-------- Data section

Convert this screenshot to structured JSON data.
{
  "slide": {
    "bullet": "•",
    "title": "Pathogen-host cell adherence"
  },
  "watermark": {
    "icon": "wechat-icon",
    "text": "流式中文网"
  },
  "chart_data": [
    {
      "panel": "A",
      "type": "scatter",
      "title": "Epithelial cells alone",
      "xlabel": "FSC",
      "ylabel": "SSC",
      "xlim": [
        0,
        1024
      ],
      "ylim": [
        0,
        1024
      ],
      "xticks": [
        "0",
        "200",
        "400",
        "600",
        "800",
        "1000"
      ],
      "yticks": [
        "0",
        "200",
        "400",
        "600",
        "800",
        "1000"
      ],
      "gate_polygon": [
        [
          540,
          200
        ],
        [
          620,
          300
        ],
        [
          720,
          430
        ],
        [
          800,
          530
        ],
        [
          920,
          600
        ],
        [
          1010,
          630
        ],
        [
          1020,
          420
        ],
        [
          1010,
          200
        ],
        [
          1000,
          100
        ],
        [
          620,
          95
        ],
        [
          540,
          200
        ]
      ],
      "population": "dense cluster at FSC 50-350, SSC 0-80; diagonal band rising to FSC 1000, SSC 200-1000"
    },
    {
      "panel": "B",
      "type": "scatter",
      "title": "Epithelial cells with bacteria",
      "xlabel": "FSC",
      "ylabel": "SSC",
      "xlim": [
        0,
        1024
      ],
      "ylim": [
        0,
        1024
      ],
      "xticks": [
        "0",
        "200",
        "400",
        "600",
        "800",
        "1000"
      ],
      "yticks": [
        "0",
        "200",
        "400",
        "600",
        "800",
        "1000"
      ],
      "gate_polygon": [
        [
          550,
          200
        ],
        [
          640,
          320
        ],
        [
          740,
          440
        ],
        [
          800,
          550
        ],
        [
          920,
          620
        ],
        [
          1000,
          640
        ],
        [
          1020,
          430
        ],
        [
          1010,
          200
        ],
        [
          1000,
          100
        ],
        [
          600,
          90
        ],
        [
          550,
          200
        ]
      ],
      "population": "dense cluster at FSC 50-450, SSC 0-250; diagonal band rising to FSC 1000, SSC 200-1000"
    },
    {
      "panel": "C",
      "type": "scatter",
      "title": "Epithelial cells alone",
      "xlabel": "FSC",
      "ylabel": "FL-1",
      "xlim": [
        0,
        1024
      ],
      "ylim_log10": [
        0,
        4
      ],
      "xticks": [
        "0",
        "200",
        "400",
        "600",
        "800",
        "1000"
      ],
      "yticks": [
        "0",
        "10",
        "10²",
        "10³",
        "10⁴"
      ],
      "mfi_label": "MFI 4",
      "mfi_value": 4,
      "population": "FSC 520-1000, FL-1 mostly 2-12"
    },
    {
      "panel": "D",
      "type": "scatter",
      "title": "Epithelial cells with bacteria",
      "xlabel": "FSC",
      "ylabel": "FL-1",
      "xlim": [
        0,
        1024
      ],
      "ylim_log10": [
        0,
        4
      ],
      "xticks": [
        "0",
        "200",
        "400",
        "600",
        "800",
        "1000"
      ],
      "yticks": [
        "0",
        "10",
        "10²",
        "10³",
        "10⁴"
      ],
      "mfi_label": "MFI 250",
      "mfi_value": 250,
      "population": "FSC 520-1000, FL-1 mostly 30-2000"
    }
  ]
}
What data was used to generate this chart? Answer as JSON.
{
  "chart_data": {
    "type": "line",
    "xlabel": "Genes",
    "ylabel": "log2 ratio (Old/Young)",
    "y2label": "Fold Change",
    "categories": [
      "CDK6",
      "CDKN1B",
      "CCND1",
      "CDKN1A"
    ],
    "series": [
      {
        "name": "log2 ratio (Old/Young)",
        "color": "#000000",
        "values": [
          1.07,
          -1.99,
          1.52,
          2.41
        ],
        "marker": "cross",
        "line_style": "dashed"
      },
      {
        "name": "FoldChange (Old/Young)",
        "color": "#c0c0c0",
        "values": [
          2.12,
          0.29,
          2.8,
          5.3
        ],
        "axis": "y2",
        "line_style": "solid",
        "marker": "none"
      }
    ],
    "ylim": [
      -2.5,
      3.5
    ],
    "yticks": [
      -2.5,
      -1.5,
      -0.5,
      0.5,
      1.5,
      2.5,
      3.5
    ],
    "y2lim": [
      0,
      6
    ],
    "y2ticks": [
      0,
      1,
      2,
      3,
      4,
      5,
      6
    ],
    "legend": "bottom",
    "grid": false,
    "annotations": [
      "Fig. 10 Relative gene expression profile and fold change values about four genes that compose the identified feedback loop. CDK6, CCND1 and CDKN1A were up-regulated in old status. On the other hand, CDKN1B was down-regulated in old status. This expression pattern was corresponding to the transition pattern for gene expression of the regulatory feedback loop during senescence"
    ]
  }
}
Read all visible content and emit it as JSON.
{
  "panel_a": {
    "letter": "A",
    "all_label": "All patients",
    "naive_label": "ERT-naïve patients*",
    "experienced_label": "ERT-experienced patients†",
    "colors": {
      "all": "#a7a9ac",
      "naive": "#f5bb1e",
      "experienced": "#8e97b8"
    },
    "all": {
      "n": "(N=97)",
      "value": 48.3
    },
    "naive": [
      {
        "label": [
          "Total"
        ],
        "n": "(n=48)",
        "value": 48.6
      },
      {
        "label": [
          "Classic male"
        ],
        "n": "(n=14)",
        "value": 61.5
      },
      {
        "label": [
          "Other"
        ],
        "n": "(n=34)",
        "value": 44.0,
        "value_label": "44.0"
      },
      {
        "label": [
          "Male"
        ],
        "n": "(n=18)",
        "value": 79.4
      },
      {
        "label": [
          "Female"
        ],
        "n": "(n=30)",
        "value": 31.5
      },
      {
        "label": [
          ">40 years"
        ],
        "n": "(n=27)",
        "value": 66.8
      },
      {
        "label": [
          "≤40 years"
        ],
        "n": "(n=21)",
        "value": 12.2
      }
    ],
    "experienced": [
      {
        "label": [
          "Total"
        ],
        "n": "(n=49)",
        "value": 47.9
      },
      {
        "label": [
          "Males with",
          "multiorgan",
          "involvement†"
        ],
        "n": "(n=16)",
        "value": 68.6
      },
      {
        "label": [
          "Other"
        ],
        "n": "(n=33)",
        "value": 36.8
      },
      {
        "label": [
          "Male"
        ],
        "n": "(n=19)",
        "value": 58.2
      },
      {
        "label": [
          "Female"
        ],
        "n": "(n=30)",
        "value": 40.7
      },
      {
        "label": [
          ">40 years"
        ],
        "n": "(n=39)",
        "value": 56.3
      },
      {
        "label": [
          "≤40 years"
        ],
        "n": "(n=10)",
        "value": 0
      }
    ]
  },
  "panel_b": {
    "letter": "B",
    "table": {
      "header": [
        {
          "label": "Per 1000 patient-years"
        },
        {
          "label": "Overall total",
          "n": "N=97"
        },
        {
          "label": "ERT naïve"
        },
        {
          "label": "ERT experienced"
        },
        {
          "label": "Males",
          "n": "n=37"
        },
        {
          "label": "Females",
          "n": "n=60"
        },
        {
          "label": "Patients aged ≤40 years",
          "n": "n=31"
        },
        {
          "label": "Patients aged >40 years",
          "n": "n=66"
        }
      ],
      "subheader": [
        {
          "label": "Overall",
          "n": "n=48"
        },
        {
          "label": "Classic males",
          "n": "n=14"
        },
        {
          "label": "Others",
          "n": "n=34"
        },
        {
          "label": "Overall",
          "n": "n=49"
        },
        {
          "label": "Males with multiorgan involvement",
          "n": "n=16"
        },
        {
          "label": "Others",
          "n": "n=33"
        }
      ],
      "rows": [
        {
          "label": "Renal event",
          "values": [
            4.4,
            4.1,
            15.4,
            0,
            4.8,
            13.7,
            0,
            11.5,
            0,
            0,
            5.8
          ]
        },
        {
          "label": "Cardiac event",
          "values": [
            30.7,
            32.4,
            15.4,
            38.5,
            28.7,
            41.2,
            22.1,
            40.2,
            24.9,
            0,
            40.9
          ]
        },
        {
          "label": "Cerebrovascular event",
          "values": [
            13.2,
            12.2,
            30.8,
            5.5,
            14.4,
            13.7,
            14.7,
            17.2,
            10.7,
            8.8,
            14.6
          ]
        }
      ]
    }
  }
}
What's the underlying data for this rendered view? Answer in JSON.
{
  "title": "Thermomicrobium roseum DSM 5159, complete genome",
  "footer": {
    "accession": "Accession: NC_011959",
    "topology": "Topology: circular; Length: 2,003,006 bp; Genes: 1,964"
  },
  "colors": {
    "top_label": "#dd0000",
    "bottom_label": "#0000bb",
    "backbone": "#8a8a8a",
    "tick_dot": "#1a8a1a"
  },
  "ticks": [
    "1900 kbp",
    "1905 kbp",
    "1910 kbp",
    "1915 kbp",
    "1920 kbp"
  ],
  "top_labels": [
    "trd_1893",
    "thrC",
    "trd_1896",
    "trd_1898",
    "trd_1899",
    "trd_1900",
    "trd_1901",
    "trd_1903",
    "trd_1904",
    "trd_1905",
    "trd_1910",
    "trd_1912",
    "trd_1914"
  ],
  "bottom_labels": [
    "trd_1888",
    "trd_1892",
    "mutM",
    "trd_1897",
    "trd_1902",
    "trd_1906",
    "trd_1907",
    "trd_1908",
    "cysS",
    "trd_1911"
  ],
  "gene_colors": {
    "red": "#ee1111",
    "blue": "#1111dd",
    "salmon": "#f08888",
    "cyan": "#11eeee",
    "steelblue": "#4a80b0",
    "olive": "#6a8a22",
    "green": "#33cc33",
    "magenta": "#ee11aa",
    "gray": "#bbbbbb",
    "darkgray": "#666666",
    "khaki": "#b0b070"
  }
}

----------------

> **Work instructions**
Once you have found every line in the listing that holds the string "diagonal", copy each of them.

> **Solution below**
      "population": "dense cluster at FSC 50-350, SSC 0-80; diagonal band rising to FSC 1000, SSC 200-1000"
      "population": "dense cluster at FSC 50-450, SSC 0-250; diagonal band rising to FSC 1000, SSC 200-1000"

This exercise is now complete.